**INSTRUCTIONS TO FOLLOW:** Transcribe every record that appears below, exactly and in full.

**EXERCISE MATERIAL:**
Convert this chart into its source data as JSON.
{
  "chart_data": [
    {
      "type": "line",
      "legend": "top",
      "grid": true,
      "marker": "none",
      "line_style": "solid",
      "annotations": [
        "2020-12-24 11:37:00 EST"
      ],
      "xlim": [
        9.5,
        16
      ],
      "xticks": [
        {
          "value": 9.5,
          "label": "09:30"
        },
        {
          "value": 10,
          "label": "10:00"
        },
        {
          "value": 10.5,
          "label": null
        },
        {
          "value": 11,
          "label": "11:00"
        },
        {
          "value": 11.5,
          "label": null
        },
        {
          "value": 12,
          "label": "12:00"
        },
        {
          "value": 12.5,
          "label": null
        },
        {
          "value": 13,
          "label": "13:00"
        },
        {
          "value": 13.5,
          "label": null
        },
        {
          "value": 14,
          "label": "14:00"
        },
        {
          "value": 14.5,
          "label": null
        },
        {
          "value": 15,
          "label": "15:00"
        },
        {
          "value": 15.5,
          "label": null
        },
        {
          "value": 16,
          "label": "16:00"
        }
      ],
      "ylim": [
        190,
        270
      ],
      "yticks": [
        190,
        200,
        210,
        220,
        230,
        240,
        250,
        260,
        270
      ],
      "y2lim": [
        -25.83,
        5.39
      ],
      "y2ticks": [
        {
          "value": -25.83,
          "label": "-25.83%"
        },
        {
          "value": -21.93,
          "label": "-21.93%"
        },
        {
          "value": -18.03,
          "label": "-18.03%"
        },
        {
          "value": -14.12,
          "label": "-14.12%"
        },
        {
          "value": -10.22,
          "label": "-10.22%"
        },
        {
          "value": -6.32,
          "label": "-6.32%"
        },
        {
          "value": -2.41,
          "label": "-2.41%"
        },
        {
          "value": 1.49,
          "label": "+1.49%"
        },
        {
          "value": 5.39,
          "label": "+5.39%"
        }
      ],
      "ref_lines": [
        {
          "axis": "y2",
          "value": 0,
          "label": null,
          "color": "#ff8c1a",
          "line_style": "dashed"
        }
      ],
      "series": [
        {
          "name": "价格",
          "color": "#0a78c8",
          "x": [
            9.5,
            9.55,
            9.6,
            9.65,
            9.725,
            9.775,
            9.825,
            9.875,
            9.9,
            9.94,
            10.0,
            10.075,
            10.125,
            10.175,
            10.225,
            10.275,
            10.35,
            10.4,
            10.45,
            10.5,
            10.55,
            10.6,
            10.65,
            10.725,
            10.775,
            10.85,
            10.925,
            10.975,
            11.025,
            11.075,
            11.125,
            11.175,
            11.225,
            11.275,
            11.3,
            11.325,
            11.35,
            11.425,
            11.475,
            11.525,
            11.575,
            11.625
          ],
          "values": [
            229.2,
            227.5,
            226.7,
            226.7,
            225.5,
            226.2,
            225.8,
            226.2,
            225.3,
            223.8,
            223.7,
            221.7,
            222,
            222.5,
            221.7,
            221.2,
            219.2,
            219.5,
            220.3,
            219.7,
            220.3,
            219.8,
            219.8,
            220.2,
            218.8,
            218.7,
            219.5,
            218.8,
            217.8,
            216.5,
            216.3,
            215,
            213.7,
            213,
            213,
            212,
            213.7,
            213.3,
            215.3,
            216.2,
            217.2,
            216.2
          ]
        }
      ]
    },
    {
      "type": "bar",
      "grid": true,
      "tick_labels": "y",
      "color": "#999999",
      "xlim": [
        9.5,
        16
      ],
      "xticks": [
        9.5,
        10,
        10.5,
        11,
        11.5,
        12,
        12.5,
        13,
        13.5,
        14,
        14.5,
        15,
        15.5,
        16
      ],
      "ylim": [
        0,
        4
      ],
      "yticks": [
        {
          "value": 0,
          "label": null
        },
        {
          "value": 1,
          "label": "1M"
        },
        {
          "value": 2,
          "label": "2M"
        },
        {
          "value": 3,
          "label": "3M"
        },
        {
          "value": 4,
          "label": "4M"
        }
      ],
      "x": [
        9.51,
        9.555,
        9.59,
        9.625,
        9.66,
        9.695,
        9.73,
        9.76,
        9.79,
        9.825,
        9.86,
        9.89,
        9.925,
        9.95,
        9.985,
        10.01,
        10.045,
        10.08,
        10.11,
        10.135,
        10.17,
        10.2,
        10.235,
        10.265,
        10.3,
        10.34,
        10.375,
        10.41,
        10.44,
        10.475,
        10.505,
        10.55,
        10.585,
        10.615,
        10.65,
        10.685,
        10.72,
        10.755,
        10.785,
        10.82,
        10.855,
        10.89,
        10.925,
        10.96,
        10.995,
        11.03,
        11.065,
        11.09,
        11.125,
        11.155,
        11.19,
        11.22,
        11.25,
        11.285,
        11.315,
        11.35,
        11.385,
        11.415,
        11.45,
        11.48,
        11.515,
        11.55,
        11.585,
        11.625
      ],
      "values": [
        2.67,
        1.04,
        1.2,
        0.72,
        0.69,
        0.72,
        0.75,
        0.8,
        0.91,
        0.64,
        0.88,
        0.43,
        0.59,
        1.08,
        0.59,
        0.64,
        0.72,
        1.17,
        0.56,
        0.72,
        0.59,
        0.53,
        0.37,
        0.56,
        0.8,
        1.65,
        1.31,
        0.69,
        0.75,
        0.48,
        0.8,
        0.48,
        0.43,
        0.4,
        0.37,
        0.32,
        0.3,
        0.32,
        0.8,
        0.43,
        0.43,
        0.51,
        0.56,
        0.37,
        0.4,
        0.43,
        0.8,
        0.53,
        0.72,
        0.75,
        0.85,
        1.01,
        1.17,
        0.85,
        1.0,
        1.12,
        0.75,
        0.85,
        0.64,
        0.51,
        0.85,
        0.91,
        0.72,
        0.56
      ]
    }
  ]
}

**RESULT OF THE EXERCISE:**
Convert this chart into its source data as JSON.
{
  "chart_data": [
    {
      "type": "line",
      "legend": "top",
      "grid": true,
      "marker": "none",
      "line_style": "solid",
      "annotations": [
        "2020-12-24 11:37:00 EST"
      ],
      "xlim": [
        9.5,
        16
      ],
      "xticks": [
        {
          "value": 9.5,
          "label": "09:30"
        },
        {
          "value": 10,
          "label": "10:00"
        },
        {
          "value": 10.5,
          "label": null
        },
        {
          "value": 11,
          "label": "11:00"
        },
        {
          "value": 11.5,
          "label": null
        },
        {
          "value": 12,
          "label": "12:00"
        },
        {
          "value": 12.5,
          "label": null
        },
        {
          "value": 13,
          "label": "13:00"
        },
        {
          "value": 13.5,
          "label": null
        },
        {
          "value": 14,
          "label": "14:00"
        },
        {
          "value": 14.5,
          "label": null
        },
        {
          "value": 15,
          "label": "15:00"
        },
        {
          "value": 15.5,
          "label": null
        },
        {
          "value": 16,
          "label": "16:00"
        }
      ],
      "ylim": [
        190,
        270
      ],
      "yticks": [
        190,
        200,
        210,
        220,
        230,
        240,
        250,
        260,
        270
      ],
      "y2lim": [
        -25.83,
        5.39
      ],
      "y2ticks": [
        {
          "value": -25.83,
          "label": "-25.83%"
        },
        {
          "value": -21.93,
          "label": "-21.93%"
        },
        {
          "value": -18.03,
          "label": "-18.03%"
        },
        {
          "value": -14.12,
          "label": "-14.12%"
        },
        {
          "value": -10.22,
          "label": "-10.22%"
        },
        {
          "value": -6.32,
          "label": "-6.32%"
        },
        {
          "value": -2.41,
          "label": "-2.41%"
        },
        {
          "value": 1.49,
          "label": "+1.49%"
        },
        {
          "value": 5.39,
          "label": "+5.39%"
        }
      ],
      "ref_lines": [
        {
          "axis": "y2",
          "value": 0,
          "label": null,
          "color": "#ff8c1a",
          "line_style": "dashed"
        }
      ],
      "series": [
        {
          "name": "价格",
          "color": "#0a78c8",
          "x": [
            9.5,
            9.55,
            9.6,
            9.65,
            9.725,
            9.775,
            9.825,
            9.875,
            9.9,
            9.94,
            10.0,
            10.075,
            10.125,
            10.175,
            10.225,
            10.275,
            10.35,
            10.4,
            10.45,
            10.5,
            10.55,
            10.6,
            10.65,
            10.725,
            10.775,
            10.85,
            10.925,
            10.975,
            11.025,
            11.075,
            11.125,
            11.175,
            11.225,
            11.275,
            11.3,
            11.325,
            11.35,
            11.425,
            11.475,
            11.525,
            11.575,
            11.625
          ],
          "values": [
            229.2,
            227.5,
            226.7,
            226.7,
            225.5,
            226.2,
            225.8,
            226.2,
            225.3,
            223.8,
            223.7,
            221.7,
            222,
            222.5,
            221.7,
            221.2,
            219.2,
            219.5,
            220.3,
            219.7,
            220.3,
            219.8,
            219.8,
            220.2,
            218.8,
            218.7,
            219.5,
            218.8,
            217.8,
            216.5,
            216.3,
            215,
            213.7,
            213,
            213,
            212,
            213.7,
            213.3,
            215.3,
            216.2,
            217.2,
            216.2
          ]
        }
      ]
    },
    {
      "type": "bar",
      "grid": true,
      "tick_labels": "y",
      "color": "#999999",
      "xlim": [
        9.5,
        16
      ],
      "xticks": [
        9.5,
        10,
        10.5,
        11,
        11.5,
        12,
        12.5,
        13,
        13.5,
        14,
        14.5,
        15,
        15.5,
        16
      ],
      "ylim": [
        0,
        4
      ],
      "yticks": [
        {
          "value": 0,
          "label": null
        },
        {
          "value": 1,
          "label": "1M"
        },
        {
          "value": 2,
          "label": "2M"
        },
        {
          "value": 3,
          "label": "3M"
        },
        {
          "value": 4,
          "label": "4M"
        }
      ],
      "x": [
        9.51,
        9.555,
        9.59,
        9.625,
        9.66,
        9.695,
        9.73,
        9.76,
        9.79,
        9.825,
        9.86,
        9.89,
        9.925,
        9.95,
        9.985,
        10.01,
        10.045,
        10.08,
        10.11,
        10.135,
        10.17,
        10.2,
        10.235,
        10.265,
        10.3,
        10.34,
        10.375,
        10.41,
        10.44,
        10.475,
        10.505,
        10.55,
        10.585,
        10.615,
        10.65,
        10.685,
        10.72,
        10.755,
        10.785,
        10.82,
        10.855,
        10.89,
        10.925,
        10.96,
        10.995,
        11.03,
        11.065,
        11.09,
        11.125,
        11.155,
        11.19,
        11.22,
        11.25,
        11.285,
        11.315,
        11.35,
        11.385,
        11.415,
        11.45,
        11.48,
        11.515,
        11.55,
        11.585,
        11.625
      ],
      "values": [
        2.67,
        1.04,
        1.2,
        0.72,
        0.69,
        0.72,
        0.75,
        0.8,
        0.91,
        0.64,
        0.88,
        0.43,
        0.59,
        1.08,
        0.59,
        0.64,
        0.72,
        1.17,
        0.56,
        0.72,
        0.59,
        0.53,
        0.37,
        0.56,
        0.8,
        1.65,
        1.31,
        0.69,
        0.75,
        0.48,
        0.8,
        0.48,
        0.43,
        0.4,
        0.37,
        0.32,
        0.3,
        0.32,
        0.8,
        0.43,
        0.43,
        0.51,
        0.56,
        0.37,
        0.4,
        0.43,
        0.8,
        0.53,
        0.72,
        0.75,
        0.85,
        1.01,
        1.17,
        0.85,
        1.0,
        1.12,
        0.75,
        0.85,
        0.64,
        0.51,
        0.85,
        0.91,
        0.72,
        0.56
      ]
    }
  ]
}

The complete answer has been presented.